■ **Records for processing**:
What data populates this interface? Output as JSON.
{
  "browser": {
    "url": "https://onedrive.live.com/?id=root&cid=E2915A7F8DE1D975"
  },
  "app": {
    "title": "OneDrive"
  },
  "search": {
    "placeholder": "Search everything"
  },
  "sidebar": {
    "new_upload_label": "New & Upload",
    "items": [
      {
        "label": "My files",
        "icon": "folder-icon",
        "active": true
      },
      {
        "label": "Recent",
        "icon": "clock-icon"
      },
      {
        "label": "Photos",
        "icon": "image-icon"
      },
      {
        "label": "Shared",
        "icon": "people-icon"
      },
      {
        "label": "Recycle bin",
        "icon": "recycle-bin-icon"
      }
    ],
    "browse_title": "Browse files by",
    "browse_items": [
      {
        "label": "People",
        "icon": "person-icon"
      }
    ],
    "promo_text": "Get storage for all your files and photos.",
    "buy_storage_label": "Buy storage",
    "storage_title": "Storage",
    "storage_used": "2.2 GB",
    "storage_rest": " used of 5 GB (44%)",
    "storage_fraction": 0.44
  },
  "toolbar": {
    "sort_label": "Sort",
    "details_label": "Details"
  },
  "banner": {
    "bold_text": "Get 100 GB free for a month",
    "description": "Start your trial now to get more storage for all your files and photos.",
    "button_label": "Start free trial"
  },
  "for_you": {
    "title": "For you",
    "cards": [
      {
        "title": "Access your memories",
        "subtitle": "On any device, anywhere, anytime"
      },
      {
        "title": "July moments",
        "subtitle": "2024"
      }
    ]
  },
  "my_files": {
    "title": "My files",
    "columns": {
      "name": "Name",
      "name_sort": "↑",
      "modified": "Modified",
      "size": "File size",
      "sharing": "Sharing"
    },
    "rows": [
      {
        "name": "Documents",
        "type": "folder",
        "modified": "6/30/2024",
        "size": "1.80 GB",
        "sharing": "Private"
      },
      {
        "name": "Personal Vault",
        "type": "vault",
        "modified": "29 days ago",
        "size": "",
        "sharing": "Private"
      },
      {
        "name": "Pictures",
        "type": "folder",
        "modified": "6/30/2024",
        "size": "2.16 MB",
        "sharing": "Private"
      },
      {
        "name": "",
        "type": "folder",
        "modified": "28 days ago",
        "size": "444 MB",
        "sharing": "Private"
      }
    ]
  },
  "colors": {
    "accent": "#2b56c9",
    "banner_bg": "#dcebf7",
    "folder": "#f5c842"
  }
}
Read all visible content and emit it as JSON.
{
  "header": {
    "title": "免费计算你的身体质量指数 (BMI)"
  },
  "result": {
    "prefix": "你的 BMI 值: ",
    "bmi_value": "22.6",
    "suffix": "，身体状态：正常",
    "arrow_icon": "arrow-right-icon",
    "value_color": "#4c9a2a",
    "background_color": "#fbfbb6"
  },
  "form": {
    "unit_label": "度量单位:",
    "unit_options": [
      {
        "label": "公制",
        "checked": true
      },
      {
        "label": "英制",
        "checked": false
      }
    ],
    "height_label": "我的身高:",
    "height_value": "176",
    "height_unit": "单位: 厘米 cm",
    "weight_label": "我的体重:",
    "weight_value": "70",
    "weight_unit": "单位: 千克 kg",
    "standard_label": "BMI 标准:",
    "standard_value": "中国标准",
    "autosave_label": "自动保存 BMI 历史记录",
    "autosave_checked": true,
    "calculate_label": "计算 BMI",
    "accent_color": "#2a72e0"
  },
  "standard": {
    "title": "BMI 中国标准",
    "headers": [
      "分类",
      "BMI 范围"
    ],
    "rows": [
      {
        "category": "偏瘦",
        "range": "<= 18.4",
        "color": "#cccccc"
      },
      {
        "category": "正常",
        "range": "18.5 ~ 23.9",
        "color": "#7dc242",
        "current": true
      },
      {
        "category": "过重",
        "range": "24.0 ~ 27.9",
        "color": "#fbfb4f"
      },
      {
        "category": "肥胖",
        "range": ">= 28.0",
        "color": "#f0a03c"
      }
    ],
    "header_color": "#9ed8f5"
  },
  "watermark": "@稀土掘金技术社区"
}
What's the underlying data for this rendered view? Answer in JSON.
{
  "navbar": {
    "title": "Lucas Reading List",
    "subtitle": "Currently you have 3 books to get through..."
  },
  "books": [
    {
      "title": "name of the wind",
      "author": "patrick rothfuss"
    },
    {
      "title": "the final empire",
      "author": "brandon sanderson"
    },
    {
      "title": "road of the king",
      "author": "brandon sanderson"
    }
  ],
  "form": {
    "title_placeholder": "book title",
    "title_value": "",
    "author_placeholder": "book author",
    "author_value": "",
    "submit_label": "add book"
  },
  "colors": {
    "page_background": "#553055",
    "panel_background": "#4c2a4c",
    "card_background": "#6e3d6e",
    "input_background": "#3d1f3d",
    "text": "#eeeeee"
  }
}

■ **What the task requires**: Go through the listing and print each line exactly as it appears.

■ **Solution to this problem**:
What data populates this interface? Output as JSON.
{
  "browser": {
    "url": "https://onedrive.live.com/?id=root&cid=E2915A7F8DE1D975"
  },
  "app": {
    "title": "OneDrive"
  },
  "search": {
    "placeholder": "Search everything"
  },
  "sidebar": {
    "new_upload_label": "New & Upload",
    "items": [
      {
        "label": "My files",
        "icon": "folder-icon",
        "active": true
      },
      {
        "label": "Recent",
        "icon": "clock-icon"
      },
      {
        "label": "Photos",
        "icon": "image-icon"
      },
      {
        "label": "Shared",
        "icon": "people-icon"
      },
      {
        "label": "Recycle bin",
        "icon": "recycle-bin-icon"
      }
    ],
    "browse_title": "Browse files by",
    "browse_items": [
      {
        "label": "People",
        "icon": "person-icon"
      }
    ],
    "promo_text": "Get storage for all your files and photos.",
    "buy_storage_label": "Buy storage",
    "storage_title": "Storage",
    "storage_used": "2.2 GB",
    "storage_rest": " used of 5 GB (44%)",
    "storage_fraction": 0.44
  },
  "toolbar": {
    "sort_label": "Sort",
    "details_label": "Details"
  },
  "banner": {
    "bold_text": "Get 100 GB free for a month",
    "description": "Start your trial now to get more storage for all your files and photos.",
    "button_label": "Start free trial"
  },
  "for_you": {
    "title": "For you",
    "cards": [
      {
        "title": "Access your memories",
        "subtitle": "On any device, anywhere, anytime"
      },
      {
        "title": "July moments",
        "subtitle": "2024"
      }
    ]
  },
  "my_files": {
    "title": "My files",
    "columns": {
      "name": "Name",
      "name_sort": "↑",
      "modified": "Modified",
      "size": "File size",
      "sharing": "Sharing"
    },
    "rows": [
      {
        "name": "Documents",
        "type": "folder",
        "modified": "6/30/2024",
        "size": "1.80 GB",
        "sharing": "Private"
      },
      {
        "name": "Personal Vault",
        "type": "vault",
        "modified": "29 days ago",
        "size": "",
        "sharing": "Private"
      },
      {
        "name": "Pictures",
        "type": "folder",
        "modified": "6/30/2024",
        "size": "2.16 MB",
        "sharing": "Private"
      },
      {
        "name": "",
        "type": "folder",
        "modified": "28 days ago",
        "size": "444 MB",
        "sharing": "Private"
      }
    ]
  },
  "colors": {
    "accent": "#2b56c9",
    "banner_bg": "#dcebf7",
    "folder": "#f5c842"
  }
}
Read all visible content and emit it as JSON.
{
  "header": {
    "title": "免费计算你的身体质量指数 (BMI)"
  },
  "result": {
    "prefix": "你的 BMI 值: ",
    "bmi_value": "22.6",
    "suffix": "，身体状态：正常",
    "arrow_icon": "arrow-right-icon",
    "value_color": "#4c9a2a",
    "background_color": "#fbfbb6"
  },
  "form": {
    "unit_label": "度量单位:",
    "unit_options": [
      {
        "label": "公制",
        "checked": true
      },
      {
        "label": "英制",
        "checked": false
      }
    ],
    "height_label": "我的身高:",
    "height_value": "176",
    "height_unit": "单位: 厘米 cm",
    "weight_label": "我的体重:",
    "weight_value": "70",
    "weight_unit": "单位: 千克 kg",
    "standard_label": "BMI 标准:",
    "standard_value": "中国标准",
    "autosave_label": "自动保存 BMI 历史记录",
    "autosave_checked": true,
    "calculate_label": "计算 BMI",
    "accent_color": "#2a72e0"
  },
  "standard": {
    "title": "BMI 中国标准",
    "headers": [
      "分类",
      "BMI 范围"
    ],
    "rows": [
      {
        "category": "偏瘦",
        "range": "<= 18.4",
        "color": "#cccccc"
      },
      {
        "category": "正常",
        "range": "18.5 ~ 23.9",
        "color": "#7dc242",
        "current": true
      },
      {
        "category": "过重",
        "range": "24.0 ~ 27.9",
        "color": "#fbfb4f"
      },
      {
        "category": "肥胖",
        "range": ">= 28.0",
        "color": "#f0a03c"
      }
    ],
    "header_color": "#9ed8f5"
  },
  "watermark": "@稀土掘金技术社区"
}
What's the underlying data for this rendered view? Answer in JSON.
{
  "navbar": {
    "title": "Lucas Reading List",
    "subtitle": "Currently you have 3 books to get through..."
  },
  "books": [
    {
      "title": "name of the wind",
      "author": "patrick rothfuss"
    },
    {
      "title": "the final empire",
      "author": "brandon sanderson"
    },
    {
      "title": "road of the king",
      "author": "brandon sanderson"
    }
  ],
  "form": {
    "title_placeholder": "book title",
    "title_value": "",
    "author_placeholder": "book author",
    "author_value": "",
    "submit_label": "add book"
  },
  "colors": {
    "page_background": "#553055",
    "panel_background": "#4c2a4c",
    "card_background": "#6e3d6e",
    "input_background": "#3d1f3d",
    "text": "#eeeeee"
  }
}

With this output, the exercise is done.